[Items from a figure collection]
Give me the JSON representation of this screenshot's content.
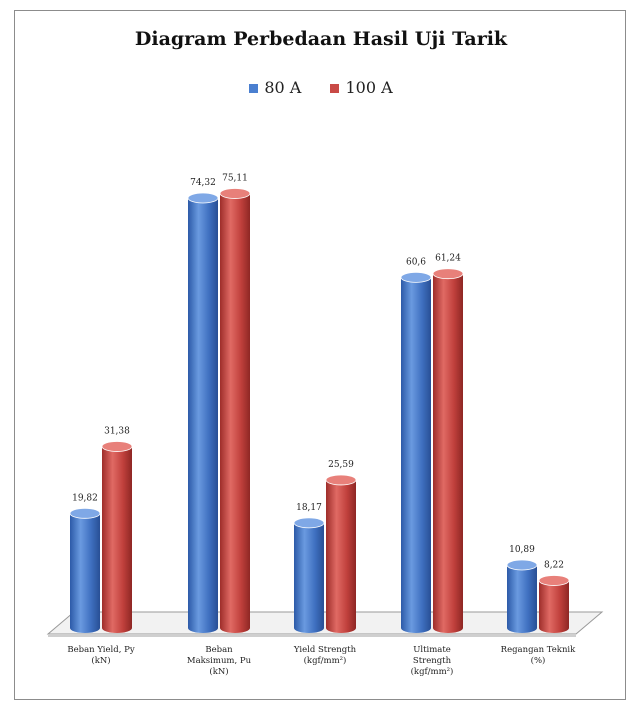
{
  "chart_data": {
    "type": "bar",
    "title": "Diagram Perbedaan Hasil Uji Tarik",
    "categories": [
      [
        "Beban Yield, Py",
        "(kN)"
      ],
      [
        "Beban",
        "Maksimum, Pu",
        "(kN)"
      ],
      [
        "Yield Strength",
        "(kgf/mm²)"
      ],
      [
        "Ultimate",
        "Strength",
        "(kgf/mm²)"
      ],
      [
        "Regangan Teknik",
        "(%)"
      ]
    ],
    "series": [
      {
        "name": "80 A",
        "color": "#4a7fd0",
        "values": [
          19.82,
          74.32,
          18.17,
          60.6,
          10.89
        ],
        "labels": [
          "19,82",
          "74,32",
          "18,17",
          "60,6",
          "10,89"
        ]
      },
      {
        "name": "100 A",
        "color": "#c94a46",
        "values": [
          31.38,
          75.11,
          25.59,
          61.24,
          8.22
        ],
        "labels": [
          "31,38",
          "75,11",
          "25,59",
          "61,24",
          "8,22"
        ]
      }
    ],
    "ylim": [
      0,
      80
    ],
    "grid": false,
    "legend": "top-center"
  }
}
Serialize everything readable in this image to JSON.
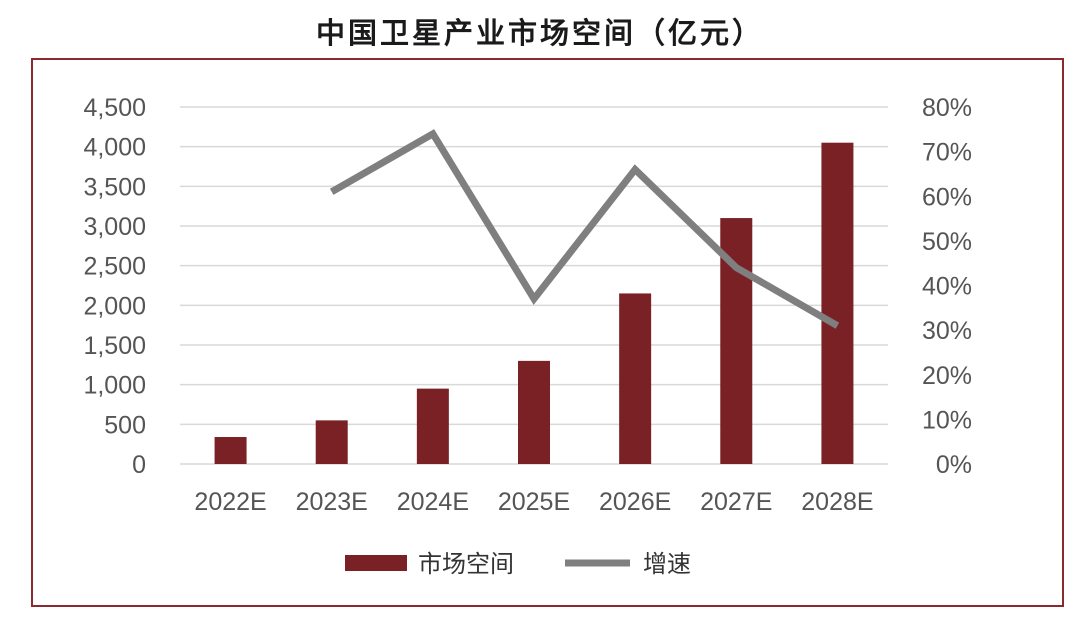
{
  "title": "中国卫星产业市场空间（亿元）",
  "colors": {
    "bar": "#7a2125",
    "line": "#7f7f7f",
    "frame": "#8b2a2e",
    "grid": "#d9d9d9"
  },
  "chart_data": {
    "type": "bar",
    "title": "中国卫星产业市场空间（亿元）",
    "categories": [
      "2022E",
      "2023E",
      "2024E",
      "2025E",
      "2026E",
      "2027E",
      "2028E"
    ],
    "series": [
      {
        "name": "市场空间",
        "type": "bar",
        "axis": "left",
        "values": [
          340,
          550,
          950,
          1300,
          2150,
          3100,
          4050
        ]
      },
      {
        "name": "增速",
        "type": "line",
        "axis": "right",
        "values": [
          null,
          61,
          74,
          37,
          66,
          44,
          31
        ]
      }
    ],
    "y_left": {
      "ylim": [
        0,
        4500
      ],
      "ticks": [
        0,
        500,
        1000,
        1500,
        2000,
        2500,
        3000,
        3500,
        4000,
        4500
      ],
      "tick_labels": [
        "0",
        "500",
        "1,000",
        "1,500",
        "2,000",
        "2,500",
        "3,000",
        "3,500",
        "4,000",
        "4,500"
      ]
    },
    "y_right": {
      "ylim": [
        0,
        80
      ],
      "ticks": [
        0,
        10,
        20,
        30,
        40,
        50,
        60,
        70,
        80
      ],
      "tick_labels": [
        "0%",
        "10%",
        "20%",
        "30%",
        "40%",
        "50%",
        "60%",
        "70%",
        "80%"
      ]
    },
    "grid": true,
    "legend": "bottom"
  }
}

### Stated problem
Take each line containing the string "title" and copy it out.

### Output for this task
    "title": "Diagram Perbedaan Hasil Uji Tarik",
  "title": "中国卫星产业市场空间（亿元）",
    "title": "中国卫星产业市场空间（亿元）",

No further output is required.